### Task objective
Say how many lines of the listing below contain "لمختلف", giving the number and nothing else.

======== Task data

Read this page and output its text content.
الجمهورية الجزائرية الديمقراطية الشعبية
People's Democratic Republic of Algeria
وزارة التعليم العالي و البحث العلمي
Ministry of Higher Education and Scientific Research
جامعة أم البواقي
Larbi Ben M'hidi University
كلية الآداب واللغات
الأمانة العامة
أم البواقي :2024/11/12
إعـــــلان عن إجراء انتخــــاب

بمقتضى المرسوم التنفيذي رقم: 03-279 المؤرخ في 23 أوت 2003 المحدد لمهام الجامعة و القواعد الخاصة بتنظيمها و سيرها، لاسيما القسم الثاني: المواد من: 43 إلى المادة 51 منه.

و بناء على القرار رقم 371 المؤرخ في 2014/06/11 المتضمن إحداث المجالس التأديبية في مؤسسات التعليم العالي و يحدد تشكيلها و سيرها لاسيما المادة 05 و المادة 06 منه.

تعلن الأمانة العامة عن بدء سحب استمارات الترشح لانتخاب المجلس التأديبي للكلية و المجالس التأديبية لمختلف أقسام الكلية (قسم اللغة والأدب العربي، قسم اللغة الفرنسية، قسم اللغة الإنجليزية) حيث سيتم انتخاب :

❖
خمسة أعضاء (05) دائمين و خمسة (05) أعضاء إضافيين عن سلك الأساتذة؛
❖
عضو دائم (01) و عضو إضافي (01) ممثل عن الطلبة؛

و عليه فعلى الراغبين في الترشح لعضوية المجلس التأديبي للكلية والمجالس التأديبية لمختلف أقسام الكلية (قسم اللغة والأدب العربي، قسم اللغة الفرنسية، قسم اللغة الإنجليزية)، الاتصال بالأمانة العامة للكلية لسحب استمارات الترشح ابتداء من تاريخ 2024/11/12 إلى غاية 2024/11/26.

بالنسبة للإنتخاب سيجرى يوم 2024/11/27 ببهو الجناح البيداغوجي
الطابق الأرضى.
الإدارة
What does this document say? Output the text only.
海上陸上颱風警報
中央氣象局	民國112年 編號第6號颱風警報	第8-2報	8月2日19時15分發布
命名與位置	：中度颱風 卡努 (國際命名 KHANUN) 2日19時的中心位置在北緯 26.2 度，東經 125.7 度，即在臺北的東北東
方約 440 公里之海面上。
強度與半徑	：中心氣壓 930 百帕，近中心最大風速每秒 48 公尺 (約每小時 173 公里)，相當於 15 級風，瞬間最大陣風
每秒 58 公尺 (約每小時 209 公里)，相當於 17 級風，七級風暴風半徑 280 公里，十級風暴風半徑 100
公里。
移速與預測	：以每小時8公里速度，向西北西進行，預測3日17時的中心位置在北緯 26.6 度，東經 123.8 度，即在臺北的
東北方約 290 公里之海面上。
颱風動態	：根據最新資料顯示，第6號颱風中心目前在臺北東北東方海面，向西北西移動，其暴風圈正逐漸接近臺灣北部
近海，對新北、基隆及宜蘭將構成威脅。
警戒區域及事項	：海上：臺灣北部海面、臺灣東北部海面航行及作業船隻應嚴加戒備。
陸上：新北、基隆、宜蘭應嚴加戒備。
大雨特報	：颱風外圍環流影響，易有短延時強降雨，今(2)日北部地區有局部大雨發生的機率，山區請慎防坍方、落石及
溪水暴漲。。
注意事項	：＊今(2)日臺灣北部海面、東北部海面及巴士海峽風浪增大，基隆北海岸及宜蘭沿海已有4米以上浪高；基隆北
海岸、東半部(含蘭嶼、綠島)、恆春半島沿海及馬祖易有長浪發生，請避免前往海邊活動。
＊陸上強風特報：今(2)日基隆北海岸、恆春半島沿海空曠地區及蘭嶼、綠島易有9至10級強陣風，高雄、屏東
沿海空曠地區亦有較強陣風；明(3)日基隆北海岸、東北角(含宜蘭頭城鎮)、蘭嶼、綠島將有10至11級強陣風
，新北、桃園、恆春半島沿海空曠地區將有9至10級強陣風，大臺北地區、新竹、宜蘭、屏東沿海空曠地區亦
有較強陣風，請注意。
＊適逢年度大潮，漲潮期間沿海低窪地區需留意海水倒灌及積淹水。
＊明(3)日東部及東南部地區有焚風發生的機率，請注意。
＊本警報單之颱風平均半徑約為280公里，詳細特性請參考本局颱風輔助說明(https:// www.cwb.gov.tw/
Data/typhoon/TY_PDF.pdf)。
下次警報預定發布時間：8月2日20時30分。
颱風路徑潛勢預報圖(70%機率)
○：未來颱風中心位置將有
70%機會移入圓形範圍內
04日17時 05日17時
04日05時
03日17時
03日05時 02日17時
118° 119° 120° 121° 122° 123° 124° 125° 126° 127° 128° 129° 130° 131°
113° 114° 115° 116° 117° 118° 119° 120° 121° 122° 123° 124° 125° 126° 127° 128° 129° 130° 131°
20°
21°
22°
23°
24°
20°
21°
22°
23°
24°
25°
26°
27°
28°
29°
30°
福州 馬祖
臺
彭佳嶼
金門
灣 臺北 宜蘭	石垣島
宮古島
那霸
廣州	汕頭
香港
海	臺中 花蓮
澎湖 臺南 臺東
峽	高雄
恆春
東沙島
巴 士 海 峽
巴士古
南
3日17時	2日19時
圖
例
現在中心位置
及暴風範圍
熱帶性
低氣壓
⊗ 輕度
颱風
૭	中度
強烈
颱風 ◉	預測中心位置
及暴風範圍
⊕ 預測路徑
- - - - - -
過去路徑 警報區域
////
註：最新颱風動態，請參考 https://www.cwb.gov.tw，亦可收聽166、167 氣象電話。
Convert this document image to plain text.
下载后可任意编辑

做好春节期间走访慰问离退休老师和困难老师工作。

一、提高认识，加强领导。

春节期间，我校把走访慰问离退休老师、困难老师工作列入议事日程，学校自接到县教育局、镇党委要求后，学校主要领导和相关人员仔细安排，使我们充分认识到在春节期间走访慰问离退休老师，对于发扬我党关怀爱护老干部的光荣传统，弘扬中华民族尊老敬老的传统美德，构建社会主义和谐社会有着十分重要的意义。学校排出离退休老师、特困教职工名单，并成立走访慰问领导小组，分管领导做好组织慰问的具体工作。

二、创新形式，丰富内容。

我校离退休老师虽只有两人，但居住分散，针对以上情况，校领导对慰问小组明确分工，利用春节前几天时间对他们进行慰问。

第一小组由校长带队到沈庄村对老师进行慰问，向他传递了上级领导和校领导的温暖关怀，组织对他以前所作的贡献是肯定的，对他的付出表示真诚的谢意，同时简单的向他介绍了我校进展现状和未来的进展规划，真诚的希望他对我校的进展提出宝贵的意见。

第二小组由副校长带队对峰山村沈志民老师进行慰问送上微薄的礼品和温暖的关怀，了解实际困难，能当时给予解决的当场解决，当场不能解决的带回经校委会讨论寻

================

### Reply to the task
2